What you are asked to do: Quote each record exactly, please, leaving none out.

::: Data for this exercise

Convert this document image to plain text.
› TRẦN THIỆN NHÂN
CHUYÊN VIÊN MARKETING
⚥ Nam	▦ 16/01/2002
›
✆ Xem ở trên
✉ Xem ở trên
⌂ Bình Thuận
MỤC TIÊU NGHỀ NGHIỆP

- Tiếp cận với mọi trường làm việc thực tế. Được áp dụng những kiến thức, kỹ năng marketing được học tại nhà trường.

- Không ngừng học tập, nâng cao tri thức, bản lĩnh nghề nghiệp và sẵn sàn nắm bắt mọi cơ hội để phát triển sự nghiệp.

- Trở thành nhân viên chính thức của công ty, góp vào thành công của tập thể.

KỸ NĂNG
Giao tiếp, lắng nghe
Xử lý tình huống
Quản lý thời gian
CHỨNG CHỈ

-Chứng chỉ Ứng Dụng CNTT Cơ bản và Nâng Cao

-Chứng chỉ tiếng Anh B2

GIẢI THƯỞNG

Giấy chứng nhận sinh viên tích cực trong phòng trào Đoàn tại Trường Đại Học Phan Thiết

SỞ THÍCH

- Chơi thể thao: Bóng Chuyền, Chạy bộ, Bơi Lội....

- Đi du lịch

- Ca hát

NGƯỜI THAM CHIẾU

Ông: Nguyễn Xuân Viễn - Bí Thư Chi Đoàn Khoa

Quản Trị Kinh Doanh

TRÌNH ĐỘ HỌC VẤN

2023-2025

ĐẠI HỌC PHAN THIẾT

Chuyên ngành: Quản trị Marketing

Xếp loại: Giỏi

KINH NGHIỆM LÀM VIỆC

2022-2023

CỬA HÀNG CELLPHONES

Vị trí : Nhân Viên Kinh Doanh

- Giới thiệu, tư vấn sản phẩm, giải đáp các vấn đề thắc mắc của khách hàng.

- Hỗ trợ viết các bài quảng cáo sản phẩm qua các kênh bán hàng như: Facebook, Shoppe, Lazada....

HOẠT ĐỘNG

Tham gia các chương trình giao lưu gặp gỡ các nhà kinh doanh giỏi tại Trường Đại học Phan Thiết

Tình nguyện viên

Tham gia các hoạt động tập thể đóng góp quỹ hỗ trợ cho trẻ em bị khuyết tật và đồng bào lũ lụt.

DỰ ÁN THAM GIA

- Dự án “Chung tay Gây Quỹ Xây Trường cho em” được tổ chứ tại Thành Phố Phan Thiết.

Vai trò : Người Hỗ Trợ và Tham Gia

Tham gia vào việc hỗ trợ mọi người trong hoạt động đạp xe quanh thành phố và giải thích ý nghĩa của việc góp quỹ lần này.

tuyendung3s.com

::::::

Answer to the task:
Convert this document image to plain text.
› TRẦN THIỆN NHÂN
CHUYÊN VIÊN MARKETING
⚥ Nam	▦ 16/01/2002
›
✆ Xem ở trên
✉ Xem ở trên
⌂ Bình Thuận
MỤC TIÊU NGHỀ NGHIỆP

- Tiếp cận với mọi trường làm việc thực tế. Được áp dụng những kiến thức, kỹ năng marketing được học tại nhà trường.

- Không ngừng học tập, nâng cao tri thức, bản lĩnh nghề nghiệp và sẵn sàn nắm bắt mọi cơ hội để phát triển sự nghiệp.

- Trở thành nhân viên chính thức của công ty, góp vào thành công của tập thể.

KỸ NĂNG
Giao tiếp, lắng nghe
Xử lý tình huống
Quản lý thời gian
CHỨNG CHỈ

-Chứng chỉ Ứng Dụng CNTT Cơ bản và Nâng Cao

-Chứng chỉ tiếng Anh B2

GIẢI THƯỞNG

Giấy chứng nhận sinh viên tích cực trong phòng trào Đoàn tại Trường Đại Học Phan Thiết

SỞ THÍCH

- Chơi thể thao: Bóng Chuyền, Chạy bộ, Bơi Lội....

- Đi du lịch

- Ca hát

NGƯỜI THAM CHIẾU

Ông: Nguyễn Xuân Viễn - Bí Thư Chi Đoàn Khoa

Quản Trị Kinh Doanh

TRÌNH ĐỘ HỌC VẤN

2023-2025

ĐẠI HỌC PHAN THIẾT

Chuyên ngành: Quản trị Marketing

Xếp loại: Giỏi

KINH NGHIỆM LÀM VIỆC

2022-2023

CỬA HÀNG CELLPHONES

Vị trí : Nhân Viên Kinh Doanh

- Giới thiệu, tư vấn sản phẩm, giải đáp các vấn đề thắc mắc của khách hàng.

- Hỗ trợ viết các bài quảng cáo sản phẩm qua các kênh bán hàng như: Facebook, Shoppe, Lazada....

HOẠT ĐỘNG

Tham gia các chương trình giao lưu gặp gỡ các nhà kinh doanh giỏi tại Trường Đại học Phan Thiết

Tình nguyện viên

Tham gia các hoạt động tập thể đóng góp quỹ hỗ trợ cho trẻ em bị khuyết tật và đồng bào lũ lụt.

DỰ ÁN THAM GIA

- Dự án “Chung tay Gây Quỹ Xây Trường cho em” được tổ chứ tại Thành Phố Phan Thiết.

Vai trò : Người Hỗ Trợ và Tham Gia

Tham gia vào việc hỗ trợ mọi người trong hoạt động đạp xe quanh thành phố và giải thích ý nghĩa của việc góp quỹ lần này.

tuyendung3s.com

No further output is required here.